■ Aim of the task
Your task is to output all the records below, word for word.
▼
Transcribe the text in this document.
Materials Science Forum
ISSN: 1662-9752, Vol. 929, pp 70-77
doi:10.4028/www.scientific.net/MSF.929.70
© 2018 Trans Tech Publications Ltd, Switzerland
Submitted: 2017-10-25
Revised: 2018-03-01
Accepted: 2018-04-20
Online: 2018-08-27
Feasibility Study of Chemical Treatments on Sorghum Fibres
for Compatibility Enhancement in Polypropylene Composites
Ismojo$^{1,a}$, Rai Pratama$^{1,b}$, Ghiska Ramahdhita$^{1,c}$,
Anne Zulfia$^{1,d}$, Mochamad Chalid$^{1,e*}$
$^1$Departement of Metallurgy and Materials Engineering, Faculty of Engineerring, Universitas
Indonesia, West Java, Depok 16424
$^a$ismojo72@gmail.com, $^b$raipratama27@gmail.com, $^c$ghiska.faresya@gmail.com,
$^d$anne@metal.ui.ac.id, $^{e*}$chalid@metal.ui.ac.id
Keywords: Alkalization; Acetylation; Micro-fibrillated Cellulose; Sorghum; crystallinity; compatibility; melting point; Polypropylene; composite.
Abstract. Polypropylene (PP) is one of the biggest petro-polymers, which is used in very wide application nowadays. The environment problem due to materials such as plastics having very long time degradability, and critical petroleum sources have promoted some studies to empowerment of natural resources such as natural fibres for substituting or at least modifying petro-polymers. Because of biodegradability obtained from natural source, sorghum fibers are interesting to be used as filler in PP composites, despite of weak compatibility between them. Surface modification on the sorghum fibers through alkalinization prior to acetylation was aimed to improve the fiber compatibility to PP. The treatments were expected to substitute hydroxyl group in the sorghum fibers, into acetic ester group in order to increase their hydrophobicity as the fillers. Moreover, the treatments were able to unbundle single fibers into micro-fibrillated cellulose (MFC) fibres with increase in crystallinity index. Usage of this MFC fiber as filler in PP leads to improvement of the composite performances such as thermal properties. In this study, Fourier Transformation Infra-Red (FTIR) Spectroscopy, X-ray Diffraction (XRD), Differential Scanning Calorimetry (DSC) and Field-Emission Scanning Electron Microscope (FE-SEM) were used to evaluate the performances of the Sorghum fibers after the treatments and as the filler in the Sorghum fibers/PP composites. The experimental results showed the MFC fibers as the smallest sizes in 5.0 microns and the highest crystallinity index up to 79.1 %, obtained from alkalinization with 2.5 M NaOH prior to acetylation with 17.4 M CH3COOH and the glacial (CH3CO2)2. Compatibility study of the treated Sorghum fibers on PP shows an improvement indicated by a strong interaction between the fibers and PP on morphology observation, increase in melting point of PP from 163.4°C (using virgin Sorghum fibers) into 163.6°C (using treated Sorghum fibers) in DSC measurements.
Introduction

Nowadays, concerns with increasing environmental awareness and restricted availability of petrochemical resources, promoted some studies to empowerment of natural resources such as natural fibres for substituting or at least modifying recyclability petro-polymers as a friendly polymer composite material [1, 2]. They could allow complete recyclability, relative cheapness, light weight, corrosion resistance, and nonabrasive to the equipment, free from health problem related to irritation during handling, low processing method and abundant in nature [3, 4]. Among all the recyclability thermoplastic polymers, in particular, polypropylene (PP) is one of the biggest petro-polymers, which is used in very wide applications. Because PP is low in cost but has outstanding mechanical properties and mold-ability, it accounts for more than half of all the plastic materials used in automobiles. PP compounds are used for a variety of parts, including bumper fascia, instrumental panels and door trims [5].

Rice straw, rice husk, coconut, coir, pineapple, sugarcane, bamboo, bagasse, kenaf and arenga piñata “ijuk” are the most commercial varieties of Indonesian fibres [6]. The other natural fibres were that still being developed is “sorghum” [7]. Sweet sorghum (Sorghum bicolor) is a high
▲
■ Response to this task
Transcribe the text in this document.
Materials Science Forum
ISSN: 1662-9752, Vol. 929, pp 70-77
doi:10.4028/www.scientific.net/MSF.929.70
© 2018 Trans Tech Publications Ltd, Switzerland
Submitted: 2017-10-25
Revised: 2018-03-01
Accepted: 2018-04-20
Online: 2018-08-27
Feasibility Study of Chemical Treatments on Sorghum Fibres
for Compatibility Enhancement in Polypropylene Composites
Ismojo$^{1,a}$, Rai Pratama$^{1,b}$, Ghiska Ramahdhita$^{1,c}$,
Anne Zulfia$^{1,d}$, Mochamad Chalid$^{1,e*}$
$^1$Departement of Metallurgy and Materials Engineering, Faculty of Engineerring, Universitas
Indonesia, West Java, Depok 16424
$^a$ismojo72@gmail.com, $^b$raipratama27@gmail.com, $^c$ghiska.faresya@gmail.com,
$^d$anne@metal.ui.ac.id, $^{e*}$chalid@metal.ui.ac.id
Keywords: Alkalization; Acetylation; Micro-fibrillated Cellulose; Sorghum; crystallinity; compatibility; melting point; Polypropylene; composite.
Abstract. Polypropylene (PP) is one of the biggest petro-polymers, which is used in very wide application nowadays. The environment problem due to materials such as plastics having very long time degradability, and critical petroleum sources have promoted some studies to empowerment of natural resources such as natural fibres for substituting or at least modifying petro-polymers. Because of biodegradability obtained from natural source, sorghum fibers are interesting to be used as filler in PP composites, despite of weak compatibility between them. Surface modification on the sorghum fibers through alkalinization prior to acetylation was aimed to improve the fiber compatibility to PP. The treatments were expected to substitute hydroxyl group in the sorghum fibers, into acetic ester group in order to increase their hydrophobicity as the fillers. Moreover, the treatments were able to unbundle single fibers into micro-fibrillated cellulose (MFC) fibres with increase in crystallinity index. Usage of this MFC fiber as filler in PP leads to improvement of the composite performances such as thermal properties. In this study, Fourier Transformation Infra-Red (FTIR) Spectroscopy, X-ray Diffraction (XRD), Differential Scanning Calorimetry (DSC) and Field-Emission Scanning Electron Microscope (FE-SEM) were used to evaluate the performances of the Sorghum fibers after the treatments and as the filler in the Sorghum fibers/PP composites. The experimental results showed the MFC fibers as the smallest sizes in 5.0 microns and the highest crystallinity index up to 79.1 %, obtained from alkalinization with 2.5 M NaOH prior to acetylation with 17.4 M CH3COOH and the glacial (CH3CO2)2. Compatibility study of the treated Sorghum fibers on PP shows an improvement indicated by a strong interaction between the fibers and PP on morphology observation, increase in melting point of PP from 163.4°C (using virgin Sorghum fibers) into 163.6°C (using treated Sorghum fibers) in DSC measurements.
Introduction

Nowadays, concerns with increasing environmental awareness and restricted availability of petrochemical resources, promoted some studies to empowerment of natural resources such as natural fibres for substituting or at least modifying recyclability petro-polymers as a friendly polymer composite material [1, 2]. They could allow complete recyclability, relative cheapness, light weight, corrosion resistance, and nonabrasive to the equipment, free from health problem related to irritation during handling, low processing method and abundant in nature [3, 4]. Among all the recyclability thermoplastic polymers, in particular, polypropylene (PP) is one of the biggest petro-polymers, which is used in very wide applications. Because PP is low in cost but has outstanding mechanical properties and mold-ability, it accounts for more than half of all the plastic materials used in automobiles. PP compounds are used for a variety of parts, including bumper fascia, instrumental panels and door trims [5].

Rice straw, rice husk, coconut, coir, pineapple, sugarcane, bamboo, bagasse, kenaf and arenga piñata “ijuk” are the most commercial varieties of Indonesian fibres [6]. The other natural fibres were that still being developed is “sorghum” [7]. Sweet sorghum (Sorghum bicolor) is a high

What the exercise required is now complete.